Dataset excerpt –

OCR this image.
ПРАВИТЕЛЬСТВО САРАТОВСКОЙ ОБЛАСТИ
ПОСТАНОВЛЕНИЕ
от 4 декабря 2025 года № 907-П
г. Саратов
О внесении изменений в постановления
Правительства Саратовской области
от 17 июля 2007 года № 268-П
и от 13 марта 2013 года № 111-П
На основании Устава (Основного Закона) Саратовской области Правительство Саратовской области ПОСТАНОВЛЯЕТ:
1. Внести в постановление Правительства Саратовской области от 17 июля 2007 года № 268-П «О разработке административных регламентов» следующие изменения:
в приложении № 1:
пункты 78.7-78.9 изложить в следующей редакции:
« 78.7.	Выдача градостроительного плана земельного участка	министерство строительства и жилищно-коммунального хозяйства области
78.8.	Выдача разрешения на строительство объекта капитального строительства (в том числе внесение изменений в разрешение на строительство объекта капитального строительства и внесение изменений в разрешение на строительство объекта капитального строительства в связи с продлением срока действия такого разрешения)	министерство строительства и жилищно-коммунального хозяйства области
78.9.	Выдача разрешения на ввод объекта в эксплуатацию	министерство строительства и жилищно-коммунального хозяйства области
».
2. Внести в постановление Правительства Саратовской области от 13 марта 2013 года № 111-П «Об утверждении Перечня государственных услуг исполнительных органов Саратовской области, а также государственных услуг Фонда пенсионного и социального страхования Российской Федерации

WHAT THIS TASK INVOLVES – Where a line contains the string "июля", extract that line.

SOLUTION FOR THIS PROBLEM –
от 17 июля 2007 года № 268-П
1. Внести в постановление Правительства Саратовской области от 17 июля 2007 года № 268-П «О разработке административных регламентов» следующие изменения:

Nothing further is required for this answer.